» SHORT TASK: A single number is the answer here: how many lines of the entries contain "September"?

= = = =

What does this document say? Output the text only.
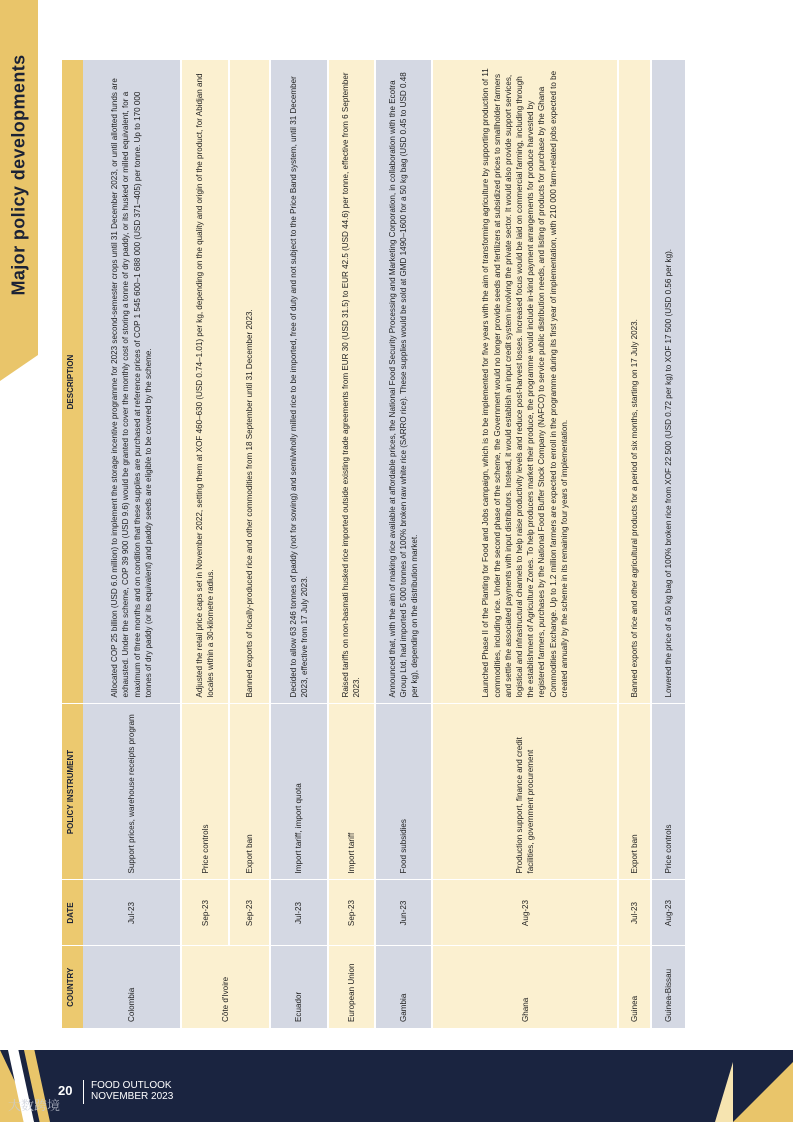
Major policy developments
COUNTRY	DATE	POLICY INSTRUMENT	DESCRIPTION
Colombia	Jul-23	Support prices, warehouse receipts program	Allocated COP 25 billion (USD 6.0 million) to implement the storage incentive programme for 2023 second-semester crops until 31 December 2023, or until allotted funds are exhausted. Under the scheme, COP 39 900 (USD 9.6) would be granted to cover the monthly cost of storing a tonne of dry paddy, or its husked or milled equivalent, for a maximum of three months and on condition that these supplies are purchased at reference prices of COP 1 545 600–1 688 000 (USD 371–405) per tonne. Up to 170 000 tonnes of dry paddy (or its equivalent) and paddy seeds are eligible to be covered by the scheme.
Côte d'Ivoire	Sep-23	Price controls	Adjusted the retail price caps set in November 2022, setting them at XOF 460–630 (USD 0.74–1.01) per kg, depending on the quality and origin of the product, for Abidjan and locales within a 30-kilometre radius.
	Sep-23	Export ban	Banned exports of locally-produced rice and other commodities from 18 September until 31 December 2023.
Ecuador	Jul-23	Import tariff, import quota	Decided to allow 63 246 tonnes of paddy (not for sowing) and semi/wholly milled rice to be imported, free of duty and not subject to the Price Band system, until 31 December 2023, effective from 17 July 2023.
European Union	Sep-23	Import tariff	Raised tariffs on non-basmati husked rice imported outside existing trade agreements from EUR 30 (USD 31.5) to EUR 42.5 (USD 44.6) per tonne, effective from 6 September 2023.
Gambia	Jun-23	Food subsidies	Announced that, with the aim of making rice available at affordable prices, the National Food Security Processing and Marketing Corporation, in collaboration with the Ecotra Group Ltd, had imported 5 000 tonnes of 100% broken raw white rice (SARRO rice). These supplies would be sold at GMD 1490–1600 for a 50 kg bag (USD 0.45 to USD 0.48 per kg), depending on the distribution market.
Ghana	Aug-23	Production support, finance and credit facilities, government procurement	Launched Phase II of the Planting for Food and Jobs campaign, which is to be implemented for five years with the aim of transforming agriculture by supporting production of 11 commodities, including rice. Under the second phase of the scheme, the Government would no longer provide seeds and fertilizers at subsidized prices to smallholder farmers and settle the associated payments with input distributors. Instead, it would establish an input credit system involving the private sector. It would also provide support services, logistical and infrastructural channels to help raise productivity levels and reduce post-harvest losses. Increased focus would be laid on commercial farming, including through the establishment of Agriculture Zones. To help producers market their produce, the programme would include in-kind payment arrangements for produce harvested by registered farmers, purchases by the National Food Buffer Stock Company (NAFCO) to service public distribution needs, and listing of products for purchase by the Ghana Commodities Exchange. Up to 1.2 million farmers are expected to enroll in the programme during its first year of implementation, with 210 000 farm-related jobs expected to be created annually by the scheme in its remaining four years of implementation.
Guinea	Jul-23	Export ban	Banned exports of rice and other agricultural products for a period of six months, starting on 17 July 2023.
Guinea-Bissau	Aug-23	Price controls	Lowered the price of a 50 kg bag of 100% broken rice from XOF 22 500 (USD 0.72 per kg) to XOF 17 500 (USD 0.56 per kg).
20 FOOD OUTLOOK
NOVEMBER 2023
大数跨境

= = = =

» WRITTEN SOLUTION: 2